## Supplied passage

# Outback/keystone Warranty



## Hanson (Jul 27, 2009)

I bought my outback last year from a dealer in Nebraska, and I live in MN. I could not find anything in stock near me, and to order one in the costs were several thousand more than in Nebraska. Now I have some minor warranty issues that need repair and I just called the nearest dealer from me. They claim that since I did not purchase my camper from them, I have 2 options. First, pay for all repairs out of pocket, then try and get reinbursed from the dealer I purchased the trailer from. Or ask the dealer I purchased from to provied a credit card to the local dealer so they can bill out all repairs. I undertand that dealers want to take care of thier own, but this seems a little odd to me. My father in law just spent 55K on a new big horn there last week, so I was hoping they would work with me some. I would think if they are a Keystone dealer, they will get reimbursed from Keystone for all approved warranty repairs not matter if they sold the camper or not. What's the over all opinion here?


----------



## Hanson (Jul 27, 2009)

Just an update to my situation, I called Keystone directly and they didn't seem too happy that a dealer would do this, and suggested other keystone dealers. I called one who doesn't sell the outback line and was told "no problem". They said any Keystone dealer will get reimbursed for warrent repair no matter if they sold or not. Problem Solved!!!


----------



## thefulminator (Aug 8, 2007)

You might want to give us the name of the dealer you were having problems with as an FYI for those in your area.


----------



## CamperAndy (Aug 26, 2004)

## Prompt A
Can you transcribe the Keystone warranty thread word for word, from "You might want" to "(Aug 26, 2004)"?
## Prompt B
What comes next in the Keystone warranty thread? Write the next part, starting right after its last line.

## Provided data
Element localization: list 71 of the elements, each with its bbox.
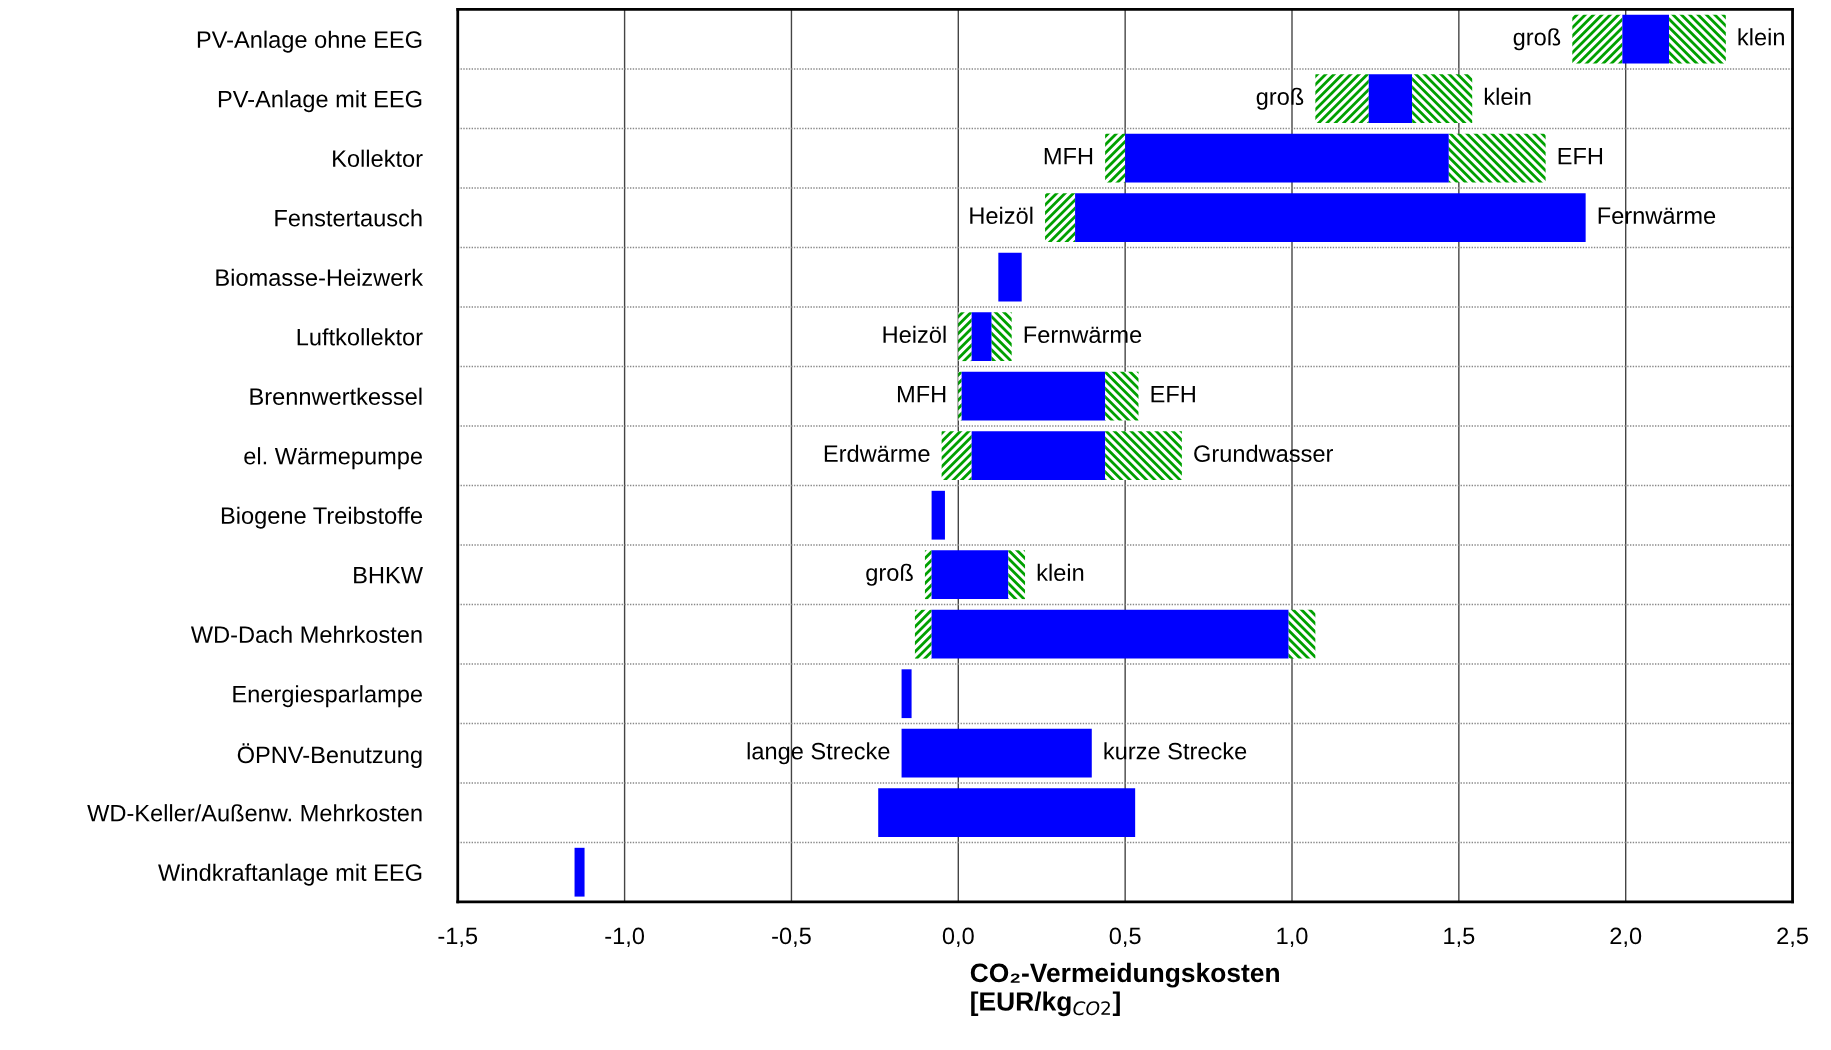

## Exercise answer A
You might want to give us the name of the dealer you were having problems with as an FYI for those in your area.


----------



## CamperAndy (Aug 26, 2004)

## Exercise answer B
thefulminator said:


> You might want to give us the name of the dealer you were having problems with as an FYI for those in your area.


I second that request.


----------



## hautevue (Mar 8, 2009)

Definitely please post the name of the dealer who gave you the ration...That way the OBers who read it will note to stay away from that dealer when traveling...

And maybe the dealer will see his name up on the site and consider changing his policies...


----------



## Hanson (Jul 27, 2009)

Noble RV in Owatonna MN. Funny thing is when I called Keystone, they said that Noble was not even listed as a Keystone dealer. There lot is filled with new Keystone products, which I imagine they could be selling for some other dealer. That scenerio would make the most sense to their response. But if that was the case they still should have been able to fix and run thru another dealer themselves. The gal I spoke with at Keystone said the several canadian dealers will refuse to do warrenty unless its purchased there. Hopefully, someone here has dealt with Noble RV and will relay this discussion.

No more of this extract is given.